Every line below should be repeated exactly.

Supplied data:
— START —

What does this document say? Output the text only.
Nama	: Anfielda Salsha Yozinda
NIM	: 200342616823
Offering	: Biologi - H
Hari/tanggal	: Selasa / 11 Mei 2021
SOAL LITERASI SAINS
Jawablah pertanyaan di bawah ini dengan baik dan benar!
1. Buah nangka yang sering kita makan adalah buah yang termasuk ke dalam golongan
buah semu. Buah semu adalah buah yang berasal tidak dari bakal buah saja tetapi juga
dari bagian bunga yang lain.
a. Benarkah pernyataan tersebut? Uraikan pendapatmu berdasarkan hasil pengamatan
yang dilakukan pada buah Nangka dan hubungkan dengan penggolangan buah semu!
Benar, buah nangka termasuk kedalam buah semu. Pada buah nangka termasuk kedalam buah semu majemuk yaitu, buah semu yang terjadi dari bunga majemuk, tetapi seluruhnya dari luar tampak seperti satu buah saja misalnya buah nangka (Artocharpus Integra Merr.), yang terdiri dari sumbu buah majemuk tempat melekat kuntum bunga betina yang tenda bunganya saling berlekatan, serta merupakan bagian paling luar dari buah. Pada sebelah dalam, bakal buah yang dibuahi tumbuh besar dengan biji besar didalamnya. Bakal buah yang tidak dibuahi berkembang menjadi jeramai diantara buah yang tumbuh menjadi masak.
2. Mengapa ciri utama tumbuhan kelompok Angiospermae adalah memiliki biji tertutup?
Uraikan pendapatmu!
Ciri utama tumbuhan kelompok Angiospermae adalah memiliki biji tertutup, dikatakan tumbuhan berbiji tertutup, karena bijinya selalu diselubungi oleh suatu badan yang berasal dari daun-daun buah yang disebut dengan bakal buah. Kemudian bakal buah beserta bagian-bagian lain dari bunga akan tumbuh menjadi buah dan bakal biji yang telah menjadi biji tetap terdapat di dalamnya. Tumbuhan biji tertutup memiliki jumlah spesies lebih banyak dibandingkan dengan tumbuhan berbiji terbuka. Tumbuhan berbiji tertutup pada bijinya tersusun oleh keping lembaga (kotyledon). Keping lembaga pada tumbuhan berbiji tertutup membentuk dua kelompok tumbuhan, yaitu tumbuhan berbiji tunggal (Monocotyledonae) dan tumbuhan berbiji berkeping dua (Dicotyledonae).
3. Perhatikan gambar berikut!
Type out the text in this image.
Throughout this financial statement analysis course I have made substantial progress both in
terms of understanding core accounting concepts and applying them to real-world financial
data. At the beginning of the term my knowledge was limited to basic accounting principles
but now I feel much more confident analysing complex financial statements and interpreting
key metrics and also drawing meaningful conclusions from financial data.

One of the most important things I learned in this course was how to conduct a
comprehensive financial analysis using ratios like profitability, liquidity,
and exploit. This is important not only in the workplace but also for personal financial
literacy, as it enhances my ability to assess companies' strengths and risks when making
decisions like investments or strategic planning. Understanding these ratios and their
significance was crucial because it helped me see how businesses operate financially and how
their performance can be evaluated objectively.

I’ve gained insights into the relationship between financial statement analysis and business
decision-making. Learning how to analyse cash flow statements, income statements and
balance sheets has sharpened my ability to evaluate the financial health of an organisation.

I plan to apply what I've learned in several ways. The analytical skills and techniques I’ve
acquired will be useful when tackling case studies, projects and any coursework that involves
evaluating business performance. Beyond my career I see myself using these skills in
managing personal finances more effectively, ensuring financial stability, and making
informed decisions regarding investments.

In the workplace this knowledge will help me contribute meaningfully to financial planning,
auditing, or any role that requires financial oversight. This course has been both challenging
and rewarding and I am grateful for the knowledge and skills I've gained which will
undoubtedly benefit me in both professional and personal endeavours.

— END —

Solved exercise:
What does this document say? Output the text only.
Nama	: Anfielda Salsha Yozinda
NIM	: 200342616823
Offering	: Biologi - H
Hari/tanggal	: Selasa / 11 Mei 2021
SOAL LITERASI SAINS
Jawablah pertanyaan di bawah ini dengan baik dan benar!
1. Buah nangka yang sering kita makan adalah buah yang termasuk ke dalam golongan
buah semu. Buah semu adalah buah yang berasal tidak dari bakal buah saja tetapi juga
dari bagian bunga yang lain.
a. Benarkah pernyataan tersebut? Uraikan pendapatmu berdasarkan hasil pengamatan
yang dilakukan pada buah Nangka dan hubungkan dengan penggolangan buah semu!
Benar, buah nangka termasuk kedalam buah semu. Pada buah nangka termasuk kedalam buah semu majemuk yaitu, buah semu yang terjadi dari bunga majemuk, tetapi seluruhnya dari luar tampak seperti satu buah saja misalnya buah nangka (Artocharpus Integra Merr.), yang terdiri dari sumbu buah majemuk tempat melekat kuntum bunga betina yang tenda bunganya saling berlekatan, serta merupakan bagian paling luar dari buah. Pada sebelah dalam, bakal buah yang dibuahi tumbuh besar dengan biji besar didalamnya. Bakal buah yang tidak dibuahi berkembang menjadi jeramai diantara buah yang tumbuh menjadi masak.
2. Mengapa ciri utama tumbuhan kelompok Angiospermae adalah memiliki biji tertutup?
Uraikan pendapatmu!
Ciri utama tumbuhan kelompok Angiospermae adalah memiliki biji tertutup, dikatakan tumbuhan berbiji tertutup, karena bijinya selalu diselubungi oleh suatu badan yang berasal dari daun-daun buah yang disebut dengan bakal buah. Kemudian bakal buah beserta bagian-bagian lain dari bunga akan tumbuh menjadi buah dan bakal biji yang telah menjadi biji tetap terdapat di dalamnya. Tumbuhan biji tertutup memiliki jumlah spesies lebih banyak dibandingkan dengan tumbuhan berbiji terbuka. Tumbuhan berbiji tertutup pada bijinya tersusun oleh keping lembaga (kotyledon). Keping lembaga pada tumbuhan berbiji tertutup membentuk dua kelompok tumbuhan, yaitu tumbuhan berbiji tunggal (Monocotyledonae) dan tumbuhan berbiji berkeping dua (Dicotyledonae).
3. Perhatikan gambar berikut!
Type out the text in this image.
Throughout this financial statement analysis course I have made substantial progress both in
terms of understanding core accounting concepts and applying them to real-world financial
data. At the beginning of the term my knowledge was limited to basic accounting principles
but now I feel much more confident analysing complex financial statements and interpreting
key metrics and also drawing meaningful conclusions from financial data.

One of the most important things I learned in this course was how to conduct a
comprehensive financial analysis using ratios like profitability, liquidity,
and exploit. This is important not only in the workplace but also for personal financial
literacy, as it enhances my ability to assess companies' strengths and risks when making
decisions like investments or strategic planning. Understanding these ratios and their
significance was crucial because it helped me see how businesses operate financially and how
their performance can be evaluated objectively.

I’ve gained insights into the relationship between financial statement analysis and business
decision-making. Learning how to analyse cash flow statements, income statements and
balance sheets has sharpened my ability to evaluate the financial health of an organisation.

I plan to apply what I've learned in several ways. The analytical skills and techniques I’ve
acquired will be useful when tackling case studies, projects and any coursework that involves
evaluating business performance. Beyond my career I see myself using these skills in
managing personal finances more effectively, ensuring financial stability, and making
informed decisions regarding investments.

In the workplace this knowledge will help me contribute meaningfully to financial planning,
auditing, or any role that requires financial oversight. This course has been both challenging
and rewarding and I am grateful for the knowledge and skills I've gained which will
undoubtedly benefit me in both professional and personal endeavours.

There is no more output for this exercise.